DIRECTIONS FOR THIS TASK:
Write the records out again, precisely as they stand.

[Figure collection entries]
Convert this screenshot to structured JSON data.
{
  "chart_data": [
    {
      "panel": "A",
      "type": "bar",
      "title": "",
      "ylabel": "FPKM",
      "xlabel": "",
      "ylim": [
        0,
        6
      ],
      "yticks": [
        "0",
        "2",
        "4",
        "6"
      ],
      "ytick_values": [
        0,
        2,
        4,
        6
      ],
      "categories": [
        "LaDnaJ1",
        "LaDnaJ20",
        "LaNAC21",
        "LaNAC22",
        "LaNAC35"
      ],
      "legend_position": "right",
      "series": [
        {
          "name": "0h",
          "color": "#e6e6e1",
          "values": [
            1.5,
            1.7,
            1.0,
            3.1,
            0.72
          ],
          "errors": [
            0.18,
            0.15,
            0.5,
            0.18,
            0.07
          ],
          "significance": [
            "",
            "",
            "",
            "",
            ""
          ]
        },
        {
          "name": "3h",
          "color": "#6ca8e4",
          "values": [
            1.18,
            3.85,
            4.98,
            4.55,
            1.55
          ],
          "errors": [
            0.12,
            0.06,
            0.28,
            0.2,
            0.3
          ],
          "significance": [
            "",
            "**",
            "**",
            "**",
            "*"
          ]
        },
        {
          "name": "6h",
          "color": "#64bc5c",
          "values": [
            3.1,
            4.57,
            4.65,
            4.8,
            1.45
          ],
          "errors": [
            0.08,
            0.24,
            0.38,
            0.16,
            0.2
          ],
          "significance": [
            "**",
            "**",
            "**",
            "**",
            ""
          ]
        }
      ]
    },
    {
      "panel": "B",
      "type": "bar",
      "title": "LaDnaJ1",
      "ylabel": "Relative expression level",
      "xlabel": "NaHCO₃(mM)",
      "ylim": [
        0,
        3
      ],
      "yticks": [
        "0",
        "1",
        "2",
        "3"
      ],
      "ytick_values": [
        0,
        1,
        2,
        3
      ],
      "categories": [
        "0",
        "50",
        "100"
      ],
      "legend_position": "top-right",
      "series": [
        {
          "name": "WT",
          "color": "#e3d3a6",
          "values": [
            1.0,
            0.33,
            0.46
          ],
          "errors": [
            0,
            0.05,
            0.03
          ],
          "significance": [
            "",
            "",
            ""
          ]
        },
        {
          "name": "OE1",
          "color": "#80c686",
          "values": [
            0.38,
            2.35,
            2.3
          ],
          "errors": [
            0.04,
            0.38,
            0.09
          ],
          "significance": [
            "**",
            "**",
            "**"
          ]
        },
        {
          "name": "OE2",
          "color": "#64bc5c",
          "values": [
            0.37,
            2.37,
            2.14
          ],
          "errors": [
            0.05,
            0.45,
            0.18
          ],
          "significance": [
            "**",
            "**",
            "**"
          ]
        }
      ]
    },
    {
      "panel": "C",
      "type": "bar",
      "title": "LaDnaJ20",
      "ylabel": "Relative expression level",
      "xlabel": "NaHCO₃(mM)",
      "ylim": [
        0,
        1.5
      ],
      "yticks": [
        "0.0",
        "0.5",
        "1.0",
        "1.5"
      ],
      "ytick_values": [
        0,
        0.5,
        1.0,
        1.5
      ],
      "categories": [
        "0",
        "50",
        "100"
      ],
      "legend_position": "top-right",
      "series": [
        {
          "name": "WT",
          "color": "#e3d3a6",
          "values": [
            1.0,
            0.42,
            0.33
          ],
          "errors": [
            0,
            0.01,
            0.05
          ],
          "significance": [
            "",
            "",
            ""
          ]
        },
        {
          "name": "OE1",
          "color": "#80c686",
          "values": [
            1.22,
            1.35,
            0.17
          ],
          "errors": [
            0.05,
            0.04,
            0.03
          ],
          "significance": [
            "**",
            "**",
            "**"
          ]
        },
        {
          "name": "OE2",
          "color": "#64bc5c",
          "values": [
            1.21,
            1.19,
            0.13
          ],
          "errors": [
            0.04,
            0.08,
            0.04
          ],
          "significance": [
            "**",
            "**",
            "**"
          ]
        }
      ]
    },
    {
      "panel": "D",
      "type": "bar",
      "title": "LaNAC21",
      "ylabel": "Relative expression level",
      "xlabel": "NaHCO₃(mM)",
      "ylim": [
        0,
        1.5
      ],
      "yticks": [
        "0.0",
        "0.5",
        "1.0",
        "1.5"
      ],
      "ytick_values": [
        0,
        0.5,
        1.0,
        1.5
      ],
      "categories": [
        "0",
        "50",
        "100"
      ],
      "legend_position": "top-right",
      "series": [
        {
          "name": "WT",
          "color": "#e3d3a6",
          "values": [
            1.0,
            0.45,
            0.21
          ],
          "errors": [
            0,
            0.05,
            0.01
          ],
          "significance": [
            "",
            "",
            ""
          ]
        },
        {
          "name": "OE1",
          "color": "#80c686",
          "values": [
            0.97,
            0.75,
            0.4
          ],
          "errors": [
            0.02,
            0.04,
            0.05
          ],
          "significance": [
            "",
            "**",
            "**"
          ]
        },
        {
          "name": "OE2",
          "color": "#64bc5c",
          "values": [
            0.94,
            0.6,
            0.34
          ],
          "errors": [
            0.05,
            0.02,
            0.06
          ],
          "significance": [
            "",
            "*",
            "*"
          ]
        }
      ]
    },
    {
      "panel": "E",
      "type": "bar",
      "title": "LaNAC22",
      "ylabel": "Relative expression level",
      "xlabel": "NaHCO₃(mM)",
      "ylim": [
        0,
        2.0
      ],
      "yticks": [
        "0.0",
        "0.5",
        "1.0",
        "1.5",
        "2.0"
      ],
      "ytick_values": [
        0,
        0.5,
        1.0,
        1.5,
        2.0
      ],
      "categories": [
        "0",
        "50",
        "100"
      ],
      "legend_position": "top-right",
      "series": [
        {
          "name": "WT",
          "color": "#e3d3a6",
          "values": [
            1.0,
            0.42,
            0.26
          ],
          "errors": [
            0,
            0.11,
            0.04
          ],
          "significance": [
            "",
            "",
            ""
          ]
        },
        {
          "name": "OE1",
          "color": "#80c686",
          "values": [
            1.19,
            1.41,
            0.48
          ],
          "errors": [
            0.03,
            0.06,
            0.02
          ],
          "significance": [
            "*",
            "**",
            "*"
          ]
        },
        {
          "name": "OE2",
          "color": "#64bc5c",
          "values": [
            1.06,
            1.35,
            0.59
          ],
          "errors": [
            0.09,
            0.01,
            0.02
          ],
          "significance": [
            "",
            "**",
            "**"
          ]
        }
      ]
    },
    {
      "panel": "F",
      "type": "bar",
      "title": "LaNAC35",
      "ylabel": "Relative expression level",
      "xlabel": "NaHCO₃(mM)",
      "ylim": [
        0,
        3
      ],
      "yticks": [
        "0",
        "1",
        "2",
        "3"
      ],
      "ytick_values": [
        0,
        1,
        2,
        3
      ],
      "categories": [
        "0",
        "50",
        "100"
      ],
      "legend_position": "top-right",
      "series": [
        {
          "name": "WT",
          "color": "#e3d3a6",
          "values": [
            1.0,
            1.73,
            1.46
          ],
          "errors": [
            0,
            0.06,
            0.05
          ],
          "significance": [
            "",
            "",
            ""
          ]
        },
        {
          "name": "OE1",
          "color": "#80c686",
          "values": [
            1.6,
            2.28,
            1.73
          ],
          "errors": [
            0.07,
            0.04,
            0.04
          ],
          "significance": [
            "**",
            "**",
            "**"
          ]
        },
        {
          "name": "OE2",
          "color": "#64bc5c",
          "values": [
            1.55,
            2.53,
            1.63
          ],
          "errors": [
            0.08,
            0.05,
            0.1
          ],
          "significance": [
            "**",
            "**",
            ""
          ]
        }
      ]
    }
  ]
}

REPLY:
Convert this screenshot to structured JSON data.
{
  "chart_data": [
    {
      "panel": "A",
      "type": "bar",
      "title": "",
      "ylabel": "FPKM",
      "xlabel": "",
      "ylim": [
        0,
        6
      ],
      "yticks": [
        "0",
        "2",
        "4",
        "6"
      ],
      "ytick_values": [
        0,
        2,
        4,
        6
      ],
      "categories": [
        "LaDnaJ1",
        "LaDnaJ20",
        "LaNAC21",
        "LaNAC22",
        "LaNAC35"
      ],
      "legend_position": "right",
      "series": [
        {
          "name": "0h",
          "color": "#e6e6e1",
          "values": [
            1.5,
            1.7,
            1.0,
            3.1,
            0.72
          ],
          "errors": [
            0.18,
            0.15,
            0.5,
            0.18,
            0.07
          ],
          "significance": [
            "",
            "",
            "",
            "",
            ""
          ]
        },
        {
          "name": "3h",
          "color": "#6ca8e4",
          "values": [
            1.18,
            3.85,
            4.98,
            4.55,
            1.55
          ],
          "errors": [
            0.12,
            0.06,
            0.28,
            0.2,
            0.3
          ],
          "significance": [
            "",
            "**",
            "**",
            "**",
            "*"
          ]
        },
        {
          "name": "6h",
          "color": "#64bc5c",
          "values": [
            3.1,
            4.57,
            4.65,
            4.8,
            1.45
          ],
          "errors": [
            0.08,
            0.24,
            0.38,
            0.16,
            0.2
          ],
          "significance": [
            "**",
            "**",
            "**",
            "**",
            ""
          ]
        }
      ]
    },
    {
      "panel": "B",
      "type": "bar",
      "title": "LaDnaJ1",
      "ylabel": "Relative expression level",
      "xlabel": "NaHCO₃(mM)",
      "ylim": [
        0,
        3
      ],
      "yticks": [
        "0",
        "1",
        "2",
        "3"
      ],
      "ytick_values": [
        0,
        1,
        2,
        3
      ],
      "categories": [
        "0",
        "50",
        "100"
      ],
      "legend_position": "top-right",
      "series": [
        {
          "name": "WT",
          "color": "#e3d3a6",
          "values": [
            1.0,
            0.33,
            0.46
          ],
          "errors": [
            0,
            0.05,
            0.03
          ],
          "significance": [
            "",
            "",
            ""
          ]
        },
        {
          "name": "OE1",
          "color": "#80c686",
          "values": [
            0.38,
            2.35,
            2.3
          ],
          "errors": [
            0.04,
            0.38,
            0.09
          ],
          "significance": [
            "**",
            "**",
            "**"
          ]
        },
        {
          "name": "OE2",
          "color": "#64bc5c",
          "values": [
            0.37,
            2.37,
            2.14
          ],
          "errors": [
            0.05,
            0.45,
            0.18
          ],
          "significance": [
            "**",
            "**",
            "**"
          ]
        }
      ]
    },
    {
      "panel": "C",
      "type": "bar",
      "title": "LaDnaJ20",
      "ylabel": "Relative expression level",
      "xlabel": "NaHCO₃(mM)",
      "ylim": [
        0,
        1.5
      ],
      "yticks": [
        "0.0",
        "0.5",
        "1.0",
        "1.5"
      ],
      "ytick_values": [
        0,
        0.5,
        1.0,
        1.5
      ],
      "categories": [
        "0",
        "50",
        "100"
      ],
      "legend_position": "top-right",
      "series": [
        {
          "name": "WT",
          "color": "#e3d3a6",
          "values": [
            1.0,
            0.42,
            0.33
          ],
          "errors": [
            0,
            0.01,
            0.05
          ],
          "significance": [
            "",
            "",
            ""
          ]
        },
        {
          "name": "OE1",
          "color": "#80c686",
          "values": [
            1.22,
            1.35,
            0.17
          ],
          "errors": [
            0.05,
            0.04,
            0.03
          ],
          "significance": [
            "**",
            "**",
            "**"
          ]
        },
        {
          "name": "OE2",
          "color": "#64bc5c",
          "values": [
            1.21,
            1.19,
            0.13
          ],
          "errors": [
            0.04,
            0.08,
            0.04
          ],
          "significance": [
            "**",
            "**",
            "**"
          ]
        }
      ]
    },
    {
      "panel": "D",
      "type": "bar",
      "title": "LaNAC21",
      "ylabel": "Relative expression level",
      "xlabel": "NaHCO₃(mM)",
      "ylim": [
        0,
        1.5
      ],
      "yticks": [
        "0.0",
        "0.5",
        "1.0",
        "1.5"
      ],
      "ytick_values": [
        0,
        0.5,
        1.0,
        1.5
      ],
      "categories": [
        "0",
        "50",
        "100"
      ],
      "legend_position": "top-right",
      "series": [
        {
          "name": "WT",
          "color": "#e3d3a6",
          "values": [
            1.0,
            0.45,
            0.21
          ],
          "errors": [
            0,
            0.05,
            0.01
          ],
          "significance": [
            "",
            "",
            ""
          ]
        },
        {
          "name": "OE1",
          "color": "#80c686",
          "values": [
            0.97,
            0.75,
            0.4
          ],
          "errors": [
            0.02,
            0.04,
            0.05
          ],
          "significance": [
            "",
            "**",
            "**"
          ]
        },
        {
          "name": "OE2",
          "color": "#64bc5c",
          "values": [
            0.94,
            0.6,
            0.34
          ],
          "errors": [
            0.05,
            0.02,
            0.06
          ],
          "significance": [
            "",
            "*",
            "*"
          ]
        }
      ]
    },
    {
      "panel": "E",
      "type": "bar",
      "title": "LaNAC22",
      "ylabel": "Relative expression level",
      "xlabel": "NaHCO₃(mM)",
      "ylim": [
        0,
        2.0
      ],
      "yticks": [
        "0.0",
        "0.5",
        "1.0",
        "1.5",
        "2.0"
      ],
      "ytick_values": [
        0,
        0.5,
        1.0,
        1.5,
        2.0
      ],
      "categories": [
        "0",
        "50",
        "100"
      ],
      "legend_position": "top-right",
      "series": [
        {
          "name": "WT",
          "color": "#e3d3a6",
          "values": [
            1.0,
            0.42,
            0.26
          ],
          "errors": [
            0,
            0.11,
            0.04
          ],
          "significance": [
            "",
            "",
            ""
          ]
        },
        {
          "name": "OE1",
          "color": "#80c686",
          "values": [
            1.19,
            1.41,
            0.48
          ],
          "errors": [
            0.03,
            0.06,
            0.02
          ],
          "significance": [
            "*",
            "**",
            "*"
          ]
        },
        {
          "name": "OE2",
          "color": "#64bc5c",
          "values": [
            1.06,
            1.35,
            0.59
          ],
          "errors": [
            0.09,
            0.01,
            0.02
          ],
          "significance": [
            "",
            "**",
            "**"
          ]
        }
      ]
    },
    {
      "panel": "F",
      "type": "bar",
      "title": "LaNAC35",
      "ylabel": "Relative expression level",
      "xlabel": "NaHCO₃(mM)",
      "ylim": [
        0,
        3
      ],
      "yticks": [
        "0",
        "1",
        "2",
        "3"
      ],
      "ytick_values": [
        0,
        1,
        2,
        3
      ],
      "categories": [
        "0",
        "50",
        "100"
      ],
      "legend_position": "top-right",
      "series": [
        {
          "name": "WT",
          "color": "#e3d3a6",
          "values": [
            1.0,
            1.73,
            1.46
          ],
          "errors": [
            0,
            0.06,
            0.05
          ],
          "significance": [
            "",
            "",
            ""
          ]
        },
        {
          "name": "OE1",
          "color": "#80c686",
          "values": [
            1.6,
            2.28,
            1.73
          ],
          "errors": [
            0.07,
            0.04,
            0.04
          ],
          "significance": [
            "**",
            "**",
            "**"
          ]
        },
        {
          "name": "OE2",
          "color": "#64bc5c",
          "values": [
            1.55,
            2.53,
            1.63
          ],
          "errors": [
            0.08,
            0.05,
            0.1
          ],
          "significance": [
            "**",
            "**",
            ""
          ]
        }
      ]
    }
  ]
}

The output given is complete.